* Excerpted records:
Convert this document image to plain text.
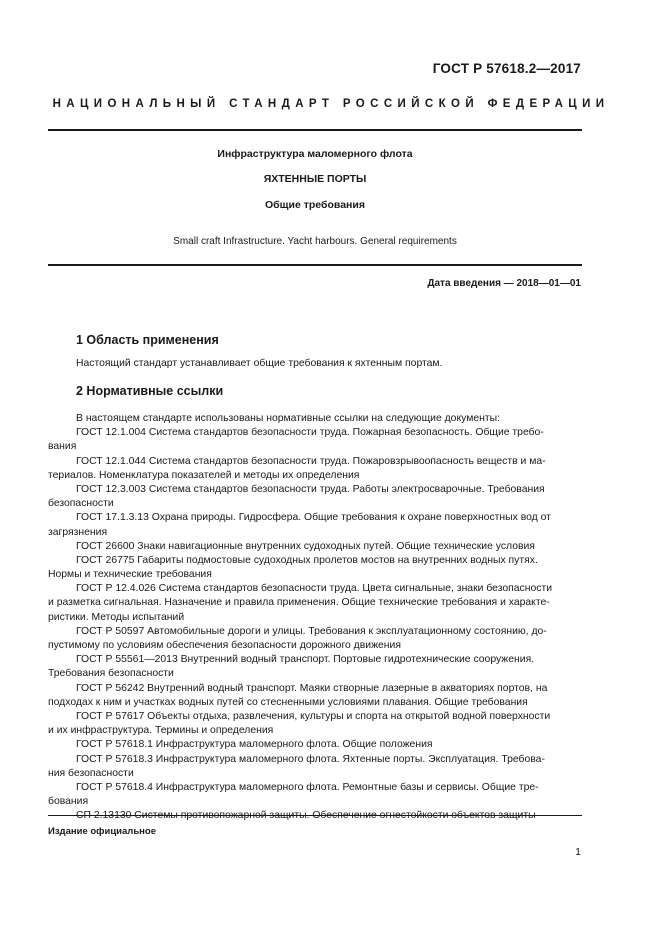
ГОСТ Р 57618.2—2017
НАЦИОНАЛЬНЫЙ СТАНДАРТ РОССИЙСКОЙ ФЕДЕРАЦИИ
Инфраструктура маломерного флота
ЯХТЕННЫЕ ПОРТЫ
Общие требования
Small craft Infrastructure. Yacht harbours. General requirements
Дата введения — 2018—01—01
1 Область применения
Настоящий стандарт устанавливает общие требования к яхтенным портам.
2 Нормативные ссылки
В настоящем стандарте использованы нормативные ссылки на следующие документы:
ГОСТ 12.1.004 Система стандартов безопасности труда. Пожарная безопасность. Общие требо-
вания
ГОСТ 12.1.044 Система стандартов безопасности труда. Пожаровзрывоопасность веществ и ма-
териалов. Номенклатура показателей и методы их определения
ГОСТ 12.3.003 Система стандартов безопасности труда. Работы электросварочные. Требования
безопасности
ГОСТ 17.1.3.13 Охрана природы. Гидросфера. Общие требования к охране поверхностных вод от
загрязнения
ГОСТ 26600 Знаки навигационные внутренних судоходных путей. Общие технические условия
ГОСТ 26775 Габариты подмостовые судоходных пролетов мостов на внутренних водных путях.
Нормы и технические требования
ГОСТ Р 12.4.026 Система стандартов безопасности труда. Цвета сигнальные, знаки безопасности
и разметка сигнальная. Назначение и правила применения. Общие технические требования и характе-
ристики. Методы испытаний
ГОСТ Р 50597 Автомобильные дороги и улицы. Требования к эксплуатационному состоянию, до-
пустимому по условиям обеспечения безопасности дорожного движения
ГОСТ Р 55561—2013 Внутренний водный транспорт. Портовые гидротехнические сооружения.
Требования безопасности
ГОСТ Р 56242 Внутренний водный транспорт. Маяки створные лазерные в акваториях портов, на
подходах к ним и участках водных путей со стесненными условиями плавания. Общие требования
ГОСТ Р 57617 Объекты отдыха, развлечения, культуры и спорта на открытой водной поверхности
и их инфраструктура. Термины и определения
ГОСТ Р 57618.1 Инфраструктура маломерного флота. Общие положения
ГОСТ Р 57618.3 Инфраструктура маломерного флота. Яхтенные порты. Эксплуатация. Требова-
ния безопасности
ГОСТ Р 57618.4 Инфраструктура маломерного флота. Ремонтные базы и сервисы. Общие тре-
бования
СП 2.13130 Системы противопожарной защиты. Обеспечение огнестойкости объектов защиты
Издание официальное
1
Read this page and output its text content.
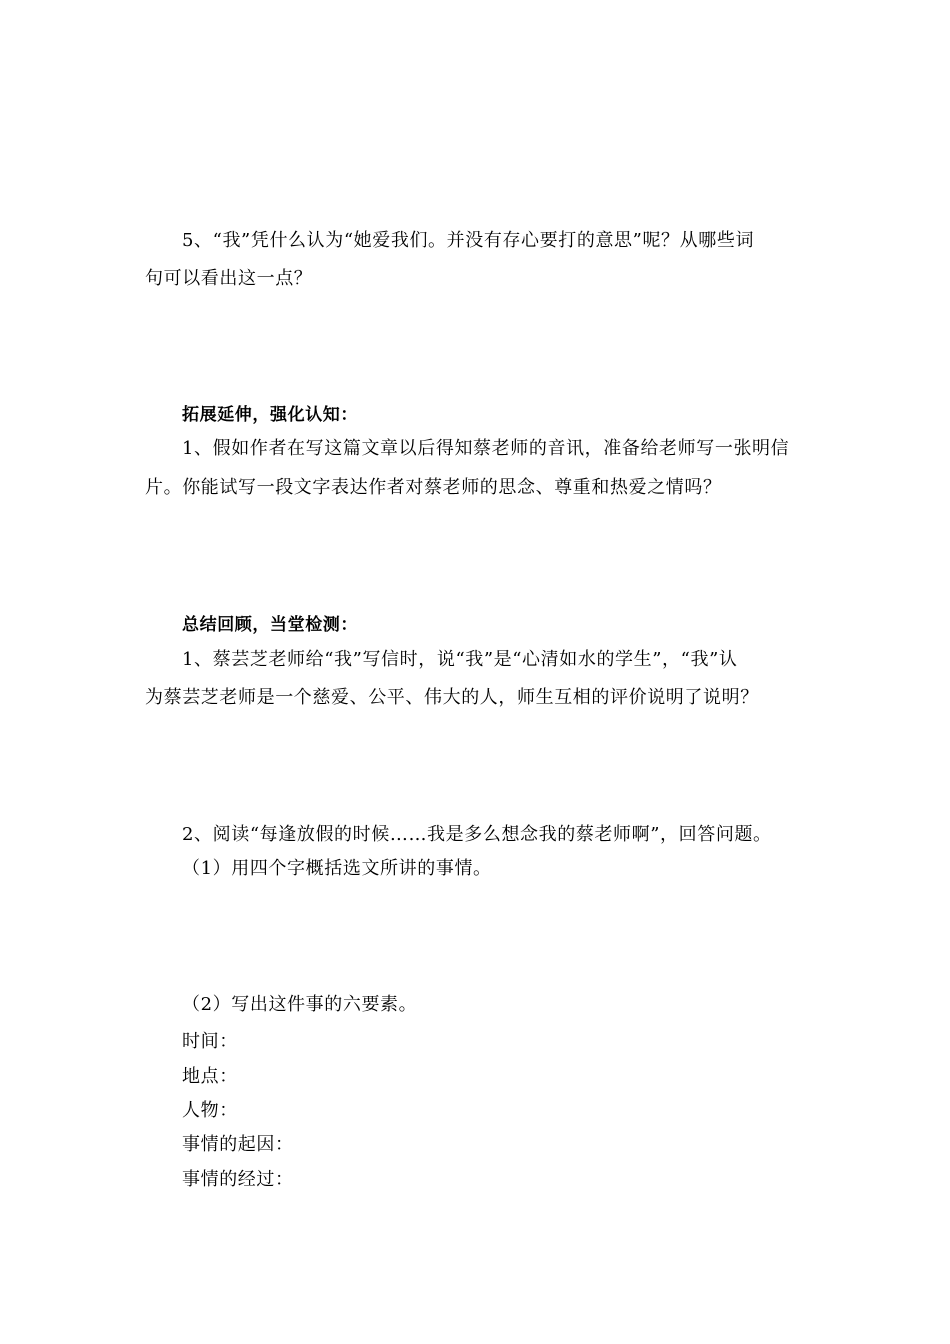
5、“我”凭什么认为“她爱我们。并没有存心要打的意思”呢？从哪些词
句可以看出这一点？
拓展延伸，强化认知：
1、假如作者在写这篇文章以后得知蔡老师的音讯，准备给老师写一张明信
片。你能试写一段文字表达作者对蔡老师的思念、尊重和热爱之情吗？
总结回顾，当堂检测：
1、蔡芸芝老师给“我”写信时，说“我”是“心清如水的学生”，“我”认
为蔡芸芝老师是一个慈爱、公平、伟大的人，师生互相的评价说明了说明？
2、阅读“每逢放假的时候……我是多么想念我的蔡老师啊”，回答问题。
（1）用四个字概括选文所讲的事情。
（2）写出这件事的六要素。
时间：
地点：
人物：
事情的起因：
事情的经过：
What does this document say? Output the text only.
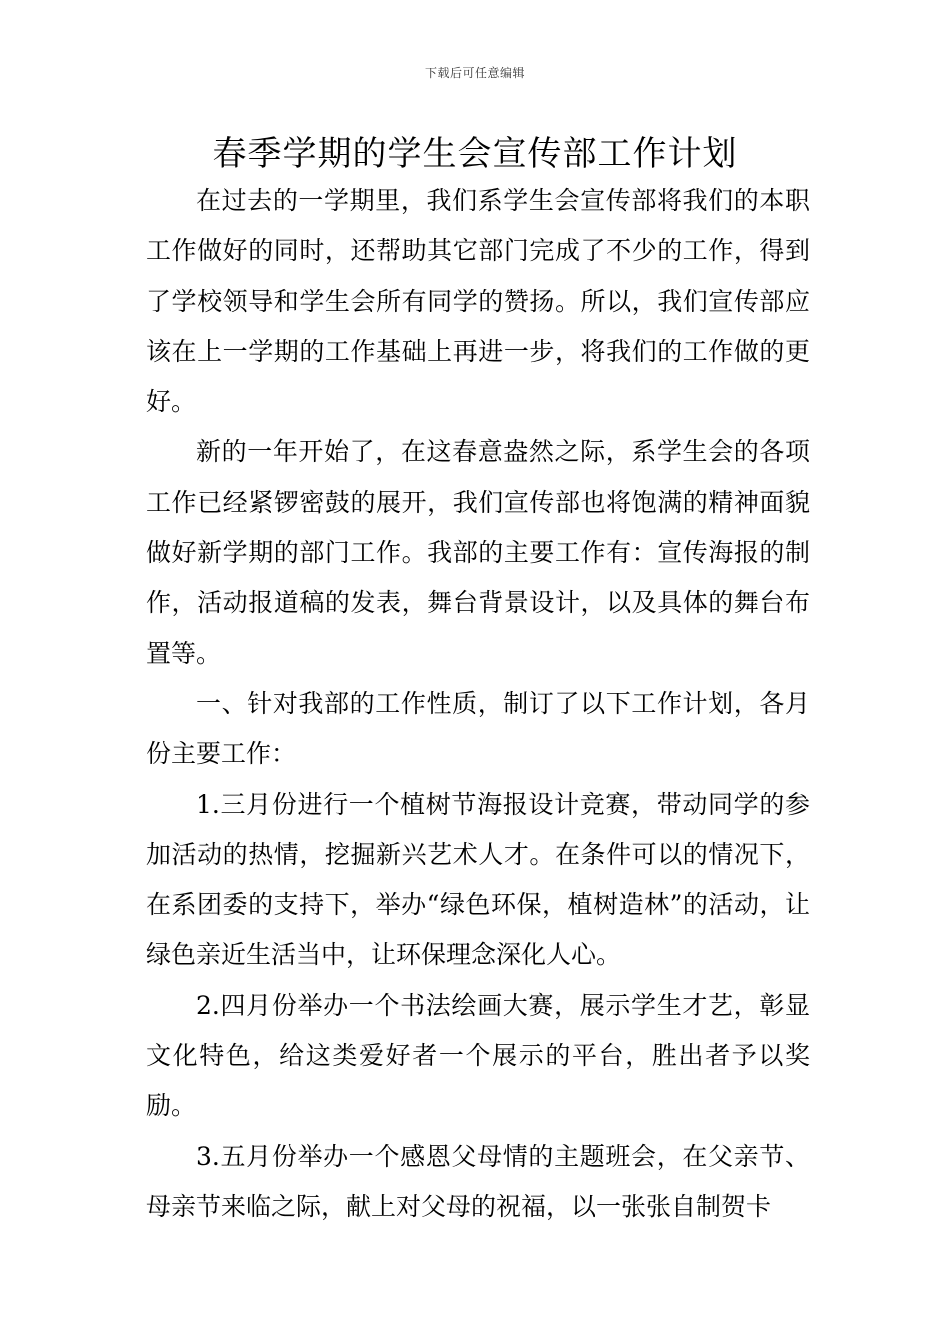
下载后可任意编辑
春季学期的学生会宣传部工作计划

在过去的一学期里，我们系学生会宣传部将我们的本职工作做好的同时，还帮助其它部门完成了不少的工作，得到了学校领导和学生会所有同学的赞扬。所以，我们宣传部应该在上一学期的工作基础上再进一步，将我们的工作做的更好。

新的一年开始了，在这春意盎然之际，系学生会的各项工作已经紧锣密鼓的展开，我们宣传部也将饱满的精神面貌做好新学期的部门工作。我部的主要工作有：宣传海报的制作，活动报道稿的发表，舞台背景设计，以及具体的舞台布置等。

一、针对我部的工作性质，制订了以下工作计划，各月份主要工作：

1.三月份进行一个植树节海报设计竞赛，带动同学的参加活动的热情，挖掘新兴艺术人才。在条件可以的情况下，在系团委的支持下，举办“绿色环保，植树造林”的活动，让绿色亲近生活当中，让环保理念深化人心。

2.四月份举办一个书法绘画大赛，展示学生才艺，彰显文化特色，给这类爱好者一个展示的平台，胜出者予以奖励。

3.五月份举办一个感恩父母情的主题班会，在父亲节、母亲节来临之际，献上对父母的祝福，以一张张自制贺卡
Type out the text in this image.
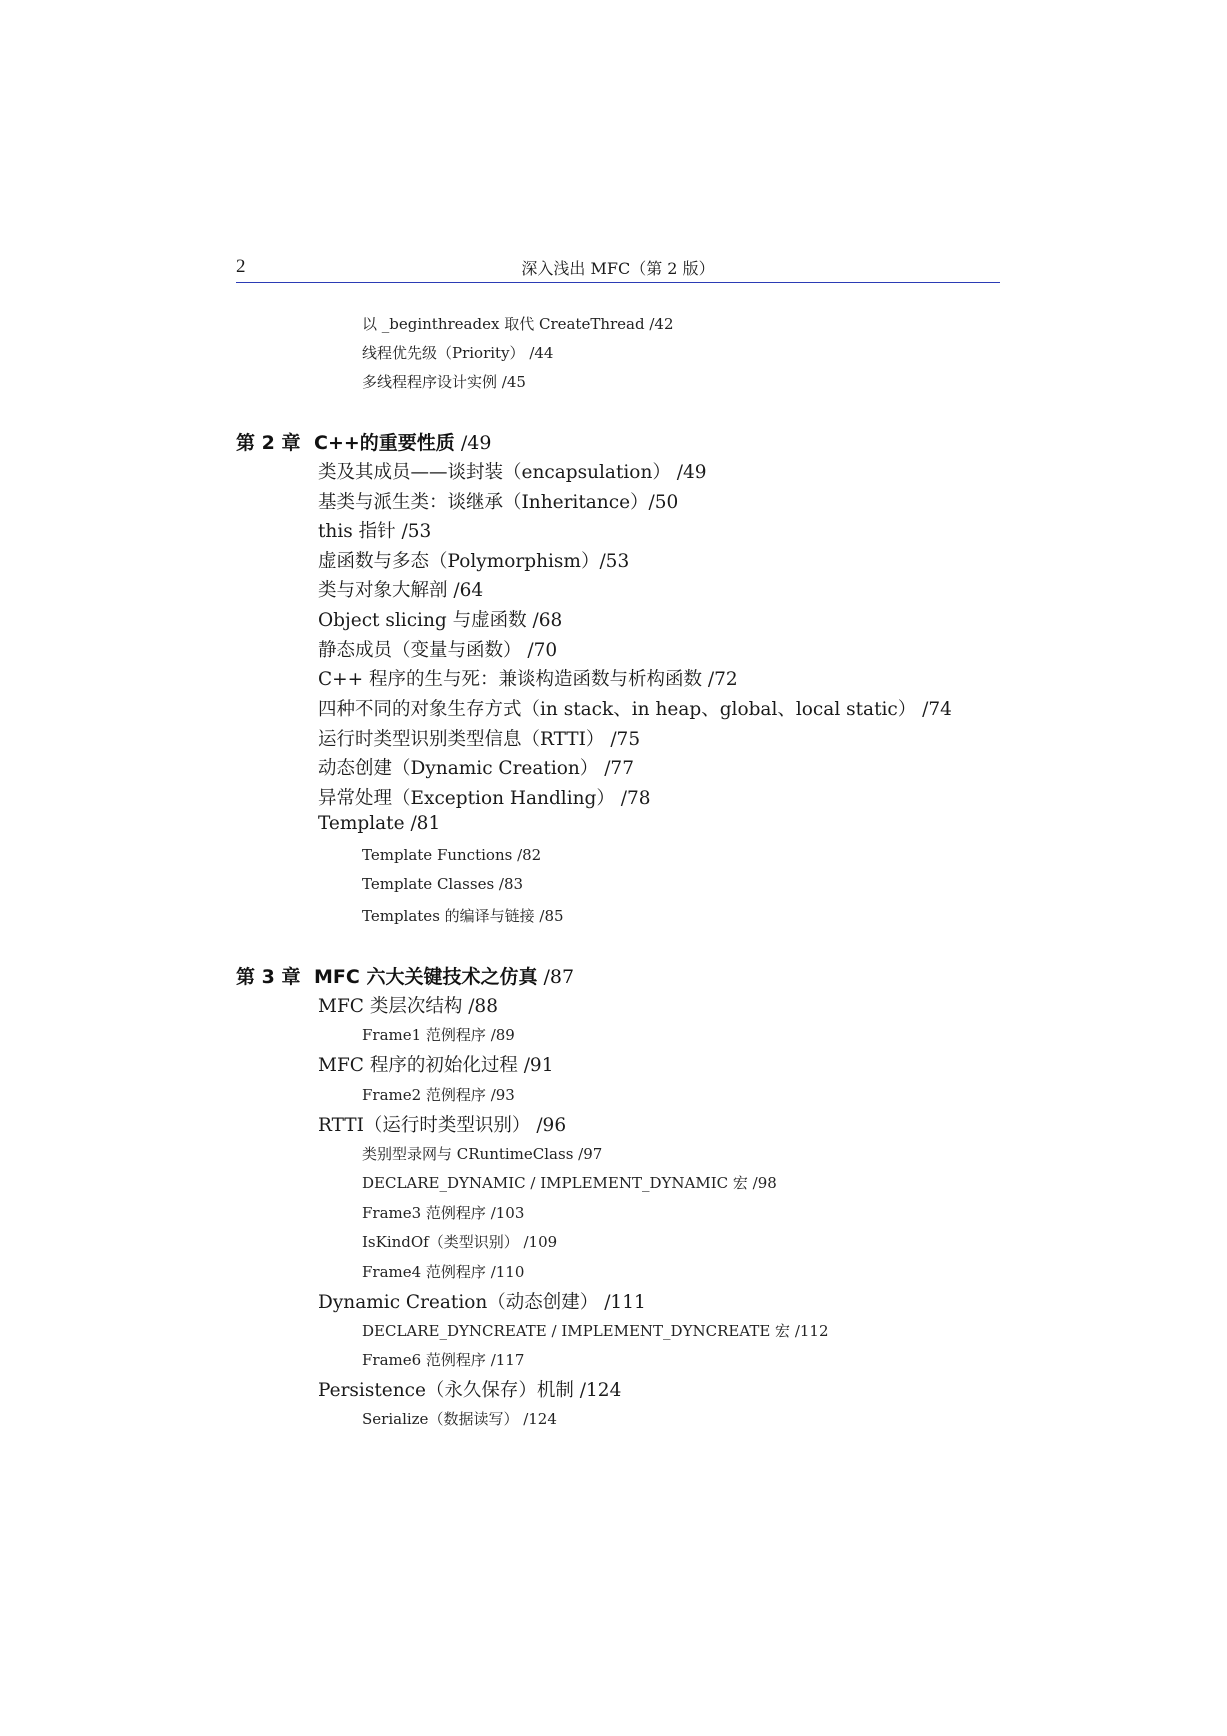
2	深入浅出 MFC（第 2 版）
以 _beginthreadex 取代 CreateThread /42
线程优先级（Priority） /44
多线程程序设计实例 /45
第 2 章 C++的重要性质 /49
类及其成员——谈封装（encapsulation） /49
基类与派生类：谈继承（Inheritance）/50
this 指针 /53
虚函数与多态（Polymorphism）/53
类与对象大解剖 /64
Object slicing 与虚函数 /68
静态成员（变量与函数） /70
C++ 程序的生与死：兼谈构造函数与析构函数 /72
四种不同的对象生存方式（in stack、in heap、global、local static） /74
运行时类型识别类型信息（RTTI） /75
动态创建（Dynamic Creation） /77
异常处理（Exception Handling） /78
Template /81
Template Functions /82
Template Classes /83
Templates 的编译与链接 /85
第 3 章 MFC 六大关键技术之仿真 /87
MFC 类层次结构 /88
Frame1 范例程序 /89
MFC 程序的初始化过程 /91
Frame2 范例程序 /93
RTTI（运行时类型识别） /96
类别型录网与 CRuntimeClass /97
DECLARE_DYNAMIC / IMPLEMENT_DYNAMIC 宏 /98
Frame3 范例程序 /103
IsKindOf（类型识别） /109
Frame4 范例程序 /110
Dynamic Creation（动态创建） /111
DECLARE_DYNCREATE / IMPLEMENT_DYNCREATE 宏 /112
Frame6 范例程序 /117
Persistence（永久保存）机制 /124
Serialize（数据读写） /124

* The exercise:
Gather all lines with the string "путей" from the data.

* Problem solution:
ГОСТ 26600 Знаки навигационные внутренних судоходных путей. Общие технические условия
подходах к ним и участках водных путей со стесненными условиями плавания. Общие требования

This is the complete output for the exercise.